**THE REQUEST:** In the listing below, please print the line that contains "What's the underlying" and every line that follows it, exactly.

**LISTING:**
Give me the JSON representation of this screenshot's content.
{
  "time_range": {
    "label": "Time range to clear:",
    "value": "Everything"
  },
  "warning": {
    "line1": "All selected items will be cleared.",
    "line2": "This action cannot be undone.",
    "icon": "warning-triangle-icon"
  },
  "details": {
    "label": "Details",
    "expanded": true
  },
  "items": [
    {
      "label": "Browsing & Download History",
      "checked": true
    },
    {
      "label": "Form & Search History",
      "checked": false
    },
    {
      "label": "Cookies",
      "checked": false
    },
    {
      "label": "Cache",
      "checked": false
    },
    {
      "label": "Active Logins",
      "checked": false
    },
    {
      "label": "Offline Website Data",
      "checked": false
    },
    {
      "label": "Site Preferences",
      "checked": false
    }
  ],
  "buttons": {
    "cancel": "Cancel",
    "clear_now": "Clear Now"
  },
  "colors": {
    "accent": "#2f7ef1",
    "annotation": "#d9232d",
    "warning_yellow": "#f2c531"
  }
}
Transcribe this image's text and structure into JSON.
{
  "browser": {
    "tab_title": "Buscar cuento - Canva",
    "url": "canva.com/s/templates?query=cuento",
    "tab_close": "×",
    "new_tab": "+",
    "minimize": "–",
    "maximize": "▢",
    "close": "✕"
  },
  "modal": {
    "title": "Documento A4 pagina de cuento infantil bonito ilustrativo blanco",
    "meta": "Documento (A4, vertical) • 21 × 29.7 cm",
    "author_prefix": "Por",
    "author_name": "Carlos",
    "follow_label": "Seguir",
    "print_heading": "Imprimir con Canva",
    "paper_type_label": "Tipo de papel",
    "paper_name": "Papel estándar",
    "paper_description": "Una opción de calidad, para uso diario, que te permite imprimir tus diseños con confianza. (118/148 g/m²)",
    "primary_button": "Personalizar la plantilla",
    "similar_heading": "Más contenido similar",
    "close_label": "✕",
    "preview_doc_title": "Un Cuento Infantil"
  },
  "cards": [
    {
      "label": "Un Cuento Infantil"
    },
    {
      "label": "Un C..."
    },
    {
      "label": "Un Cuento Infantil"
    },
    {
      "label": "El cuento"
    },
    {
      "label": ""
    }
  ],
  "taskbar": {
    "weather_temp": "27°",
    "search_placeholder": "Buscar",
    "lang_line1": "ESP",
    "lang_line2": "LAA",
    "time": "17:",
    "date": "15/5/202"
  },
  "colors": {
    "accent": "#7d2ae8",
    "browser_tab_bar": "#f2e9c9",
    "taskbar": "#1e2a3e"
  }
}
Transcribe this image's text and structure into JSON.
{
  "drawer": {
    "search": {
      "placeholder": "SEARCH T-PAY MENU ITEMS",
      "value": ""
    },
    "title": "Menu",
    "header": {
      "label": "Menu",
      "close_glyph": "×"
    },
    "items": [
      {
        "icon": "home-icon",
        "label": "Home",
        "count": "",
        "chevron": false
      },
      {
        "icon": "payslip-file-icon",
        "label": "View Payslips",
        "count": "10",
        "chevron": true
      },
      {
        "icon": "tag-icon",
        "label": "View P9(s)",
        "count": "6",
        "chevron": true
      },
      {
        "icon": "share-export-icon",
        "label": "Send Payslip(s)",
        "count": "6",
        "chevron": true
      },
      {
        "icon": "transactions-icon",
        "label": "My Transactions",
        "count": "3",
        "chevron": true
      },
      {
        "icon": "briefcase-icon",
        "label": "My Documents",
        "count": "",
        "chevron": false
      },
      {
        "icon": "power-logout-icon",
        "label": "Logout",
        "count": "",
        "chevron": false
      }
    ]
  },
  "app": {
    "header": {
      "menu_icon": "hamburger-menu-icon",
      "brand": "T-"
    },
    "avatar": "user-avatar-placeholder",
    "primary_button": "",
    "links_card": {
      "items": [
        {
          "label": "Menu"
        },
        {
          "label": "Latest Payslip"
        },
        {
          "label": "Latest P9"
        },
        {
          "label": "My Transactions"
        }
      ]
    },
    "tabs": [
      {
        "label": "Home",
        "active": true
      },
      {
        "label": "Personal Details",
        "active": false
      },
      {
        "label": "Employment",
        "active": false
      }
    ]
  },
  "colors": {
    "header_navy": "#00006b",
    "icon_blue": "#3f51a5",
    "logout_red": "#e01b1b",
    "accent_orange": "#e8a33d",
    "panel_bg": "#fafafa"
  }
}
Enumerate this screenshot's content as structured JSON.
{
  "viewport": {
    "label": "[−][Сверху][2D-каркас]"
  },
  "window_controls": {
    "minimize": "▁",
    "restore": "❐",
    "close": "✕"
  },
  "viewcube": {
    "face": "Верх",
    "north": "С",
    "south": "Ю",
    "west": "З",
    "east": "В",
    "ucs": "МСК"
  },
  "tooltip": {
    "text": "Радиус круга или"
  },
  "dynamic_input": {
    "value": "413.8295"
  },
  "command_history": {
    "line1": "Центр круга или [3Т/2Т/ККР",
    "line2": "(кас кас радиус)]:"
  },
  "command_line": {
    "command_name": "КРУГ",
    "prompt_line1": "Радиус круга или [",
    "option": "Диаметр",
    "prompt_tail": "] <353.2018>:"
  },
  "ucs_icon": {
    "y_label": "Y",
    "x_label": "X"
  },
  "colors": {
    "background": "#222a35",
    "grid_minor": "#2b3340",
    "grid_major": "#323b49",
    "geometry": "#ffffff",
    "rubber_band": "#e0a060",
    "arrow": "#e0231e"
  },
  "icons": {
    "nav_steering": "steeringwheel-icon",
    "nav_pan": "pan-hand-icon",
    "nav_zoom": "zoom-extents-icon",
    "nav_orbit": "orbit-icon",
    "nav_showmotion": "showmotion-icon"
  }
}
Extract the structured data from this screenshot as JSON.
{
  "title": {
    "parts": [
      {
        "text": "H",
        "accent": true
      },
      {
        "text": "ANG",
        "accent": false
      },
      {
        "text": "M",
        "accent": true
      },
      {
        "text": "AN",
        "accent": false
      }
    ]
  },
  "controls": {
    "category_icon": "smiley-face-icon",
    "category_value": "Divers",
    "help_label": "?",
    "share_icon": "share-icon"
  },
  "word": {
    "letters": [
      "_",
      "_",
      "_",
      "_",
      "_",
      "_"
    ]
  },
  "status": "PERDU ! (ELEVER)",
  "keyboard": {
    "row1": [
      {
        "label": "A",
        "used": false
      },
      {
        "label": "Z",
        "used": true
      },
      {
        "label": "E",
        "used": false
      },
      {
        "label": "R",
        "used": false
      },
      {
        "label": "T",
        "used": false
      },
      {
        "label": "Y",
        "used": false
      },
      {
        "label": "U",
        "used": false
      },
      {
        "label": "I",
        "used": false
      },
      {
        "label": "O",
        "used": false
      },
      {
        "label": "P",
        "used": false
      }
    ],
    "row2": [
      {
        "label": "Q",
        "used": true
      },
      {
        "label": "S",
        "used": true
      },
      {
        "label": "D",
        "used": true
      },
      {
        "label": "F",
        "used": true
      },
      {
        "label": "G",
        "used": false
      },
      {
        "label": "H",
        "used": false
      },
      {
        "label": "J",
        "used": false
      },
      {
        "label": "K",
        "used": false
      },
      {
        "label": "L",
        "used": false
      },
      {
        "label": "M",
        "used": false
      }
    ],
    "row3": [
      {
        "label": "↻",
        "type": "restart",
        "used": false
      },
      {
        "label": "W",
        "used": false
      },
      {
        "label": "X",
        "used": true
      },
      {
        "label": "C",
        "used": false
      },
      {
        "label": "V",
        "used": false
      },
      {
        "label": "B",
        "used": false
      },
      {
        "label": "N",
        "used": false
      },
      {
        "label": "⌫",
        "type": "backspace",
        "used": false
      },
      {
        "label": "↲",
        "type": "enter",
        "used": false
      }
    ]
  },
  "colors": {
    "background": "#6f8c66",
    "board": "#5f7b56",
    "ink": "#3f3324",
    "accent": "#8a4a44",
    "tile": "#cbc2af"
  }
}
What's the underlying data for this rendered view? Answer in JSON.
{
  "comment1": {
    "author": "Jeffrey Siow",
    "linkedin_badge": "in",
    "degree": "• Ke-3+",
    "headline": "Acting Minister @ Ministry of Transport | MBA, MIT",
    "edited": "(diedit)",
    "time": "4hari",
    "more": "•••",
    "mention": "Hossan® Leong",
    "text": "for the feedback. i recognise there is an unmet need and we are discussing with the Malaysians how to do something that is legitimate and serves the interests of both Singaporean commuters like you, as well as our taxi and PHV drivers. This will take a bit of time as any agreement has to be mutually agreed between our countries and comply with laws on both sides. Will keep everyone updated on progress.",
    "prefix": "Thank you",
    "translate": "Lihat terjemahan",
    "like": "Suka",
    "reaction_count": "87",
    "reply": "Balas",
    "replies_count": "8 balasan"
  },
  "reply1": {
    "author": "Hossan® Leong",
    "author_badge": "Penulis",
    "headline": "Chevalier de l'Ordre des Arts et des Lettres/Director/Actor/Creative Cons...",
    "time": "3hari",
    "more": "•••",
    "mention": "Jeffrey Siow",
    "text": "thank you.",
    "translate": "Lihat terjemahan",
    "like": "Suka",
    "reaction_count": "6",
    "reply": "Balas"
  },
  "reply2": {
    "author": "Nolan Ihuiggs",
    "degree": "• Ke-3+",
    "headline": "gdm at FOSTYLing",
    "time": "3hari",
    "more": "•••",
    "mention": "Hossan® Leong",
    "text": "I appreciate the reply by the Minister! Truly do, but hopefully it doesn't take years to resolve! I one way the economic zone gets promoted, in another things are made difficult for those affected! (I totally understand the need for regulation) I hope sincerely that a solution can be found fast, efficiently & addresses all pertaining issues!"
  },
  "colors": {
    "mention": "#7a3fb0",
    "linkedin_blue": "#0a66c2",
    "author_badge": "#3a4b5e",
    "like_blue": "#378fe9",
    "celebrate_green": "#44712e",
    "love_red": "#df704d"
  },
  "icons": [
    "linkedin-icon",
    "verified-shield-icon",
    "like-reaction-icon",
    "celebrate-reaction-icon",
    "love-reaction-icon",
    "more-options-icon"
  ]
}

**EXERCISE RESULT:**
What's the underlying data for this rendered view? Answer in JSON.
{
  "comment1": {
    "author": "Jeffrey Siow",
    "linkedin_badge": "in",
    "degree": "• Ke-3+",
    "headline": "Acting Minister @ Ministry of Transport | MBA, MIT",
    "edited": "(diedit)",
    "time": "4hari",
    "more": "•••",
    "mention": "Hossan® Leong",
    "text": "for the feedback. i recognise there is an unmet need and we are discussing with the Malaysians how to do something that is legitimate and serves the interests of both Singaporean commuters like you, as well as our taxi and PHV drivers. This will take a bit of time as any agreement has to be mutually agreed between our countries and comply with laws on both sides. Will keep everyone updated on progress.",
    "prefix": "Thank you",
    "translate": "Lihat terjemahan",
    "like": "Suka",
    "reaction_count": "87",
    "reply": "Balas",
    "replies_count": "8 balasan"
  },
  "reply1": {
    "author": "Hossan® Leong",
    "author_badge": "Penulis",
    "headline": "Chevalier de l'Ordre des Arts et des Lettres/Director/Actor/Creative Cons...",
    "time": "3hari",
    "more": "•••",
    "mention": "Jeffrey Siow",
    "text": "thank you.",
    "translate": "Lihat terjemahan",
    "like": "Suka",
    "reaction_count": "6",
    "reply": "Balas"
  },
  "reply2": {
    "author": "Nolan Ihuiggs",
    "degree": "• Ke-3+",
    "headline": "gdm at FOSTYLing",
    "time": "3hari",
    "more": "•••",
    "mention": "Hossan® Leong",
    "text": "I appreciate the reply by the Minister! Truly do, but hopefully it doesn't take years to resolve! I one way the economic zone gets promoted, in another things are made difficult for those affected! (I totally understand the need for regulation) I hope sincerely that a solution can be found fast, efficiently & addresses all pertaining issues!"
  },
  "colors": {
    "mention": "#7a3fb0",
    "linkedin_blue": "#0a66c2",
    "author_badge": "#3a4b5e",
    "like_blue": "#378fe9",
    "celebrate_green": "#44712e",
    "love_red": "#df704d"
  },
  "icons": [
    "linkedin-icon",
    "verified-shield-icon",
    "like-reaction-icon",
    "celebrate-reaction-icon",
    "love-reaction-icon",
    "more-options-icon"
  ]
}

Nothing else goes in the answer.